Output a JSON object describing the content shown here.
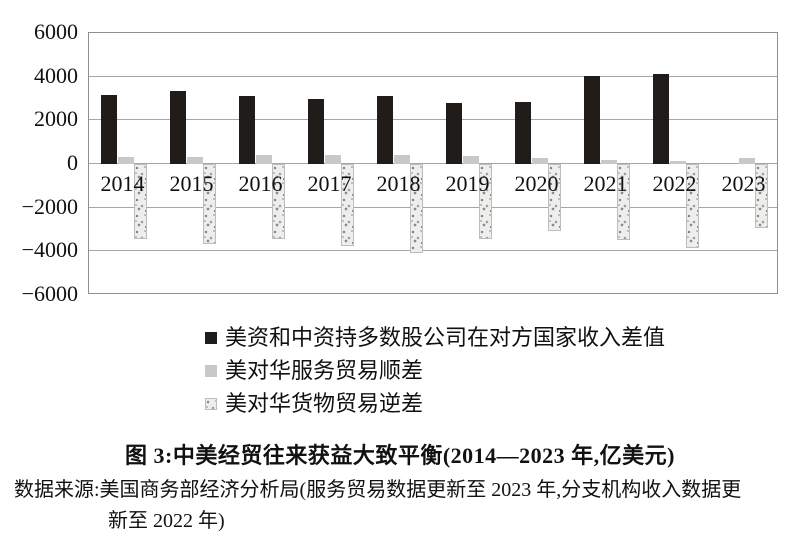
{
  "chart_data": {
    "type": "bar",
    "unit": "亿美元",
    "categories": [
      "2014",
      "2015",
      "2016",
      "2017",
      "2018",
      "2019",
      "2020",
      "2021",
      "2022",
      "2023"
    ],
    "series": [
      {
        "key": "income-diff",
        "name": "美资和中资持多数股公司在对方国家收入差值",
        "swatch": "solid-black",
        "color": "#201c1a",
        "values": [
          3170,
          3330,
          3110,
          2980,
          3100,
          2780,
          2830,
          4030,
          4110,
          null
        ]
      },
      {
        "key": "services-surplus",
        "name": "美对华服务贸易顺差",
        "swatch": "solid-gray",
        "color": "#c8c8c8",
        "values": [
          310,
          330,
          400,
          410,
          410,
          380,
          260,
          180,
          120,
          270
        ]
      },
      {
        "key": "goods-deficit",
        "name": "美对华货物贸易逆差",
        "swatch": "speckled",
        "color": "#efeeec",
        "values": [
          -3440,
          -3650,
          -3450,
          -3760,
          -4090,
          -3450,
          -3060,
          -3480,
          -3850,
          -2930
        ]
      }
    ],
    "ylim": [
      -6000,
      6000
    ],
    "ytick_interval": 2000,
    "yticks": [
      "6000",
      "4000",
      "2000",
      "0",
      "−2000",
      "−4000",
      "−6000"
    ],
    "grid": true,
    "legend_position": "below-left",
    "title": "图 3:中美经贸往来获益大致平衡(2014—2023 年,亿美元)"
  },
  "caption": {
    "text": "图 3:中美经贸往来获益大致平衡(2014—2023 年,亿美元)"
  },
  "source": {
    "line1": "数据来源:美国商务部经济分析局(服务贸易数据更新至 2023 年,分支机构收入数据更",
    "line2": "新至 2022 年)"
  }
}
...
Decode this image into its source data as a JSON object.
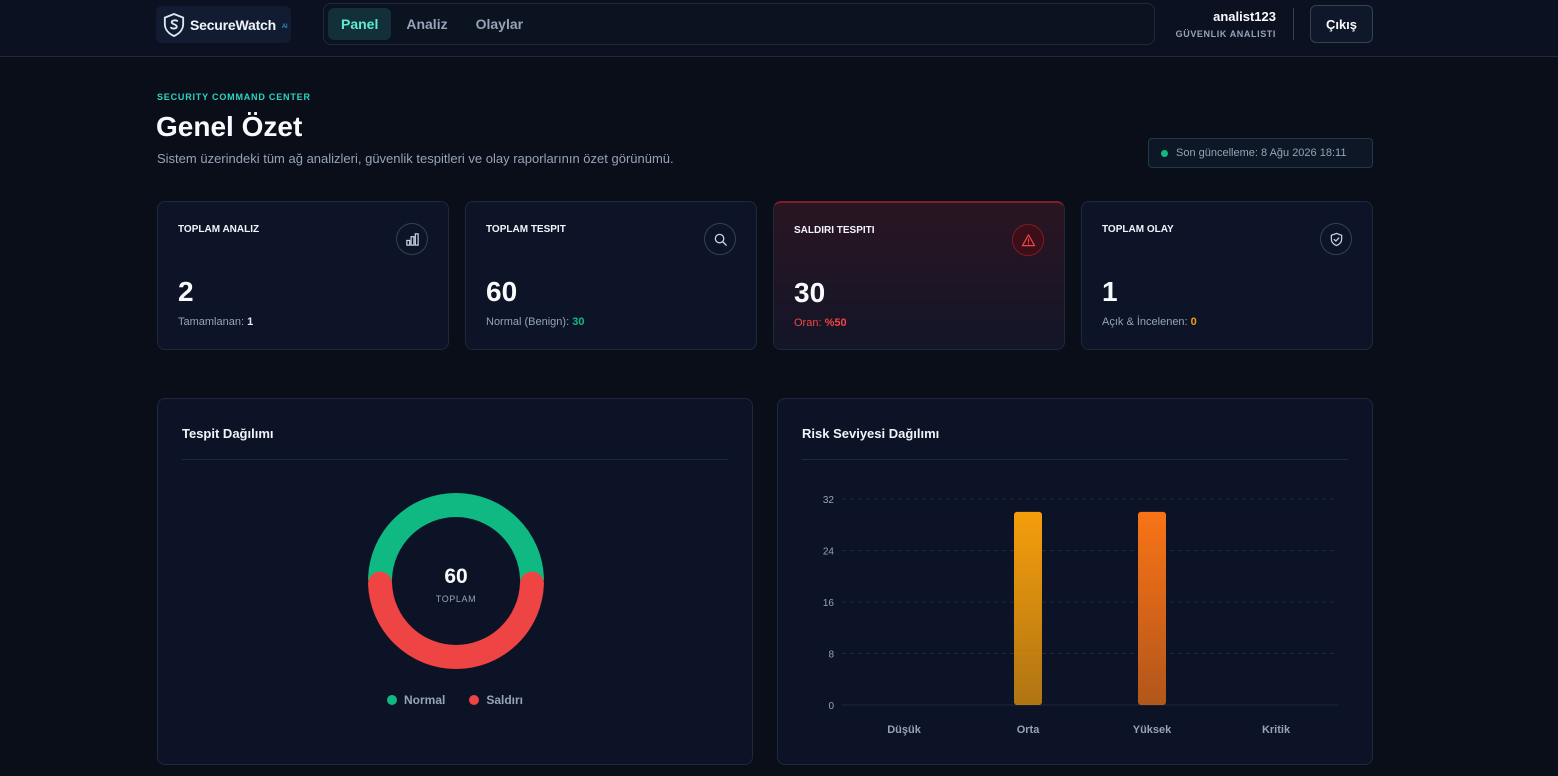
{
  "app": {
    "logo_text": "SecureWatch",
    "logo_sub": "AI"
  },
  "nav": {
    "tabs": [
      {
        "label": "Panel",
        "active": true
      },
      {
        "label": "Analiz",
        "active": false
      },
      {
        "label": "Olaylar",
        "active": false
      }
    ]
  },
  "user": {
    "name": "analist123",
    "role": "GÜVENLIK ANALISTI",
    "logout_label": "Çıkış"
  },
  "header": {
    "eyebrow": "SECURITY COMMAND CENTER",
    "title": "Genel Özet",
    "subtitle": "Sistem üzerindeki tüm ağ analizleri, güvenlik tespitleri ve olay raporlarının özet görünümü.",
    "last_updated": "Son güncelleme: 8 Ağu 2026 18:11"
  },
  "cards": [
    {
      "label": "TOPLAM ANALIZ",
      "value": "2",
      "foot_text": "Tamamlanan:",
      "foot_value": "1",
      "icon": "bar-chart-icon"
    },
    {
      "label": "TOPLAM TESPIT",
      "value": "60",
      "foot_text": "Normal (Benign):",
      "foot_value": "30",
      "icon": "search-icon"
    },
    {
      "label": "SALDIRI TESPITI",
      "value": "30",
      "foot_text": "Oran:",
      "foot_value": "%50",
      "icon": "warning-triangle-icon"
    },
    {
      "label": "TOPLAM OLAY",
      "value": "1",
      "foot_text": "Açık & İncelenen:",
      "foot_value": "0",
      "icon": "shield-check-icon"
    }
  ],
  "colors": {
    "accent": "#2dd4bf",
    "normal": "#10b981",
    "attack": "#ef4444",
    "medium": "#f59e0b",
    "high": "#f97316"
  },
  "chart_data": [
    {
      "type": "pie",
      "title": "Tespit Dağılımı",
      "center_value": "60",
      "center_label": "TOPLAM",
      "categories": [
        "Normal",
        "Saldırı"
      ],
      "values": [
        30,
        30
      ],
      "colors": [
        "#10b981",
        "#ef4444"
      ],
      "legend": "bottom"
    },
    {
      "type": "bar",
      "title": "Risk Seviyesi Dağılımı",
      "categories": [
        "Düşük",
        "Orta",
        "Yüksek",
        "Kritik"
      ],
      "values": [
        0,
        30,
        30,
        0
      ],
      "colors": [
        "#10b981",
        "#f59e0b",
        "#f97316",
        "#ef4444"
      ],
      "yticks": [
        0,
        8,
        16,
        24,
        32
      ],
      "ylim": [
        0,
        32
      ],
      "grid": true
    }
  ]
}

§ BRIEF: From the records above, pull out every line containing the word "TOPLAM".

§ THE COMPLETED TASK:
      "label": "TOPLAM ANALIZ",
      "label": "TOPLAM TESPIT",
      "label": "TOPLAM OLAY",
      "center_label": "TOPLAM",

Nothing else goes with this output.